Data items

··········

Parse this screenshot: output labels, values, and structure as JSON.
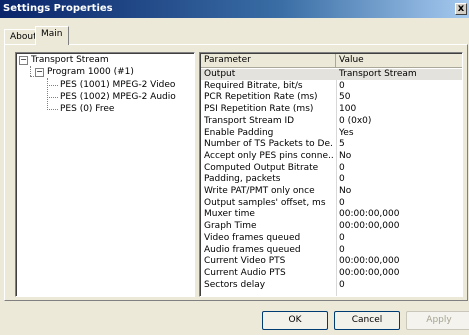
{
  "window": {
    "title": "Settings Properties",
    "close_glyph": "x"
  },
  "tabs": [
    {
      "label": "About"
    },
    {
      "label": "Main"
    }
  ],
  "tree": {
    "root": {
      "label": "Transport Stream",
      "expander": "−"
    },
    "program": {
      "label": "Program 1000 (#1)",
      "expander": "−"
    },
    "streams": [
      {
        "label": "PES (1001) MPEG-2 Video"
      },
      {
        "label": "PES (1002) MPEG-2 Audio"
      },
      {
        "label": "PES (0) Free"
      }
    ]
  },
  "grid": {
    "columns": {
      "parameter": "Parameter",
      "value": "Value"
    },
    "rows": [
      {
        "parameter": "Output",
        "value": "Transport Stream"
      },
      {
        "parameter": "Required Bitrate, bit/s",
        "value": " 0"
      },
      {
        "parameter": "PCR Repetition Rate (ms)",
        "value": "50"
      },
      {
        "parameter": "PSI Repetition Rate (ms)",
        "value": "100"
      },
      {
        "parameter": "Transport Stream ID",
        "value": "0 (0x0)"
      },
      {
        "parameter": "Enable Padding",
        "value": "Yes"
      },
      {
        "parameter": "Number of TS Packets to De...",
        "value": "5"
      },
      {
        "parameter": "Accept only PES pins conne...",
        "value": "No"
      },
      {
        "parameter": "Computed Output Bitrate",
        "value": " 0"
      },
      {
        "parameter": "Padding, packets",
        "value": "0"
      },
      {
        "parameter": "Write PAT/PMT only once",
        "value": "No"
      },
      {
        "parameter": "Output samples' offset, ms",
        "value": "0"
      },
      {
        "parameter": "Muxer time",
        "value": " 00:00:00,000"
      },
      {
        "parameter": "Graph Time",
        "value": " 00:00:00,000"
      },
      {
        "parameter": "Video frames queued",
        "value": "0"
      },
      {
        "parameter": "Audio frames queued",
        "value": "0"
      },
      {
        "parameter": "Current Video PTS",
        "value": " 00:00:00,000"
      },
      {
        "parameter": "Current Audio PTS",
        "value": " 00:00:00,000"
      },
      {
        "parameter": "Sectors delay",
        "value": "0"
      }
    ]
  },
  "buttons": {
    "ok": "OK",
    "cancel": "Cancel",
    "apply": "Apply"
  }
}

··········

- [TASK TO COMPLETE]: Each entry must be retyped word for word, with every image omitted.

- [CORRECT RESPONSE]:
Parse this screenshot: output labels, values, and structure as JSON.
{
  "window": {
    "title": "Settings Properties",
    "close_glyph": "x"
  },
  "tabs": [
    {
      "label": "About"
    },
    {
      "label": "Main"
    }
  ],
  "tree": {
    "root": {
      "label": "Transport Stream",
      "expander": "−"
    },
    "program": {
      "label": "Program 1000 (#1)",
      "expander": "−"
    },
    "streams": [
      {
        "label": "PES (1001) MPEG-2 Video"
      },
      {
        "label": "PES (1002) MPEG-2 Audio"
      },
      {
        "label": "PES (0) Free"
      }
    ]
  },
  "grid": {
    "columns": {
      "parameter": "Parameter",
      "value": "Value"
    },
    "rows": [
      {
        "parameter": "Output",
        "value": "Transport Stream"
      },
      {
        "parameter": "Required Bitrate, bit/s",
        "value": " 0"
      },
      {
        "parameter": "PCR Repetition Rate (ms)",
        "value": "50"
      },
      {
        "parameter": "PSI Repetition Rate (ms)",
        "value": "100"
      },
      {
        "parameter": "Transport Stream ID",
        "value": "0 (0x0)"
      },
      {
        "parameter": "Enable Padding",
        "value": "Yes"
      },
      {
        "parameter": "Number of TS Packets to De...",
        "value": "5"
      },
      {
        "parameter": "Accept only PES pins conne...",
        "value": "No"
      },
      {
        "parameter": "Computed Output Bitrate",
        "value": " 0"
      },
      {
        "parameter": "Padding, packets",
        "value": "0"
      },
      {
        "parameter": "Write PAT/PMT only once",
        "value": "No"
      },
      {
        "parameter": "Output samples' offset, ms",
        "value": "0"
      },
      {
        "parameter": "Muxer time",
        "value": " 00:00:00,000"
      },
      {
        "parameter": "Graph Time",
        "value": " 00:00:00,000"
      },
      {
        "parameter": "Video frames queued",
        "value": "0"
      },
      {
        "parameter": "Audio frames queued",
        "value": "0"
      },
      {
        "parameter": "Current Video PTS",
        "value": " 00:00:00,000"
      },
      {
        "parameter": "Current Audio PTS",
        "value": " 00:00:00,000"
      },
      {
        "parameter": "Sectors delay",
        "value": "0"
      }
    ]
  },
  "buttons": {
    "ok": "OK",
    "cancel": "Cancel",
    "apply": "Apply"
  }
}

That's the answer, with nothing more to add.